Reproduce every entry exactly.

* [Task material]:
* * *
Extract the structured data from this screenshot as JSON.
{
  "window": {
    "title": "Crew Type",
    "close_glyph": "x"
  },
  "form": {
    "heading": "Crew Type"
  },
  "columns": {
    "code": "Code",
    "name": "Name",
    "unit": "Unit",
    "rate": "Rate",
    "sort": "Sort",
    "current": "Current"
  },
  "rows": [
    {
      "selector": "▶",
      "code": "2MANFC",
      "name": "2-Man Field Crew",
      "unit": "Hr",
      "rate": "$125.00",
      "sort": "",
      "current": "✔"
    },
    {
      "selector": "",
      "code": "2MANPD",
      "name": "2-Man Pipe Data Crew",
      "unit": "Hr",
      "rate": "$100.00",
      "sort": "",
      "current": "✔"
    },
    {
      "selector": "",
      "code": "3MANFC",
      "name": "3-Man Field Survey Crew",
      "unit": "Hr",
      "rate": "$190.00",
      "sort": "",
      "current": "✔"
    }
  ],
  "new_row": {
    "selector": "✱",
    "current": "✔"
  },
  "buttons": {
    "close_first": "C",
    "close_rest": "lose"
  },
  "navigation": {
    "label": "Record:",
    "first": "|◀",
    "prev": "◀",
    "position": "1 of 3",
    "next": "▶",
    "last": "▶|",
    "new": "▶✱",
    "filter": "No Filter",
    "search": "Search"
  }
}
* * *
* [Written response]:
Extract the structured data from this screenshot as JSON.
{
  "window": {
    "title": "Crew Type",
    "close_glyph": "x"
  },
  "form": {
    "heading": "Crew Type"
  },
  "columns": {
    "code": "Code",
    "name": "Name",
    "unit": "Unit",
    "rate": "Rate",
    "sort": "Sort",
    "current": "Current"
  },
  "rows": [
    {
      "selector": "▶",
      "code": "2MANFC",
      "name": "2-Man Field Crew",
      "unit": "Hr",
      "rate": "$125.00",
      "sort": "",
      "current": "✔"
    },
    {
      "selector": "",
      "code": "2MANPD",
      "name": "2-Man Pipe Data Crew",
      "unit": "Hr",
      "rate": "$100.00",
      "sort": "",
      "current": "✔"
    },
    {
      "selector": "",
      "code": "3MANFC",
      "name": "3-Man Field Survey Crew",
      "unit": "Hr",
      "rate": "$190.00",
      "sort": "",
      "current": "✔"
    }
  ],
  "new_row": {
    "selector": "✱",
    "current": "✔"
  },
  "buttons": {
    "close_first": "C",
    "close_rest": "lose"
  },
  "navigation": {
    "label": "Record:",
    "first": "|◀",
    "prev": "◀",
    "position": "1 of 3",
    "next": "▶",
    "last": "▶|",
    "new": "▶✱",
    "filter": "No Filter",
    "search": "Search"
  }
}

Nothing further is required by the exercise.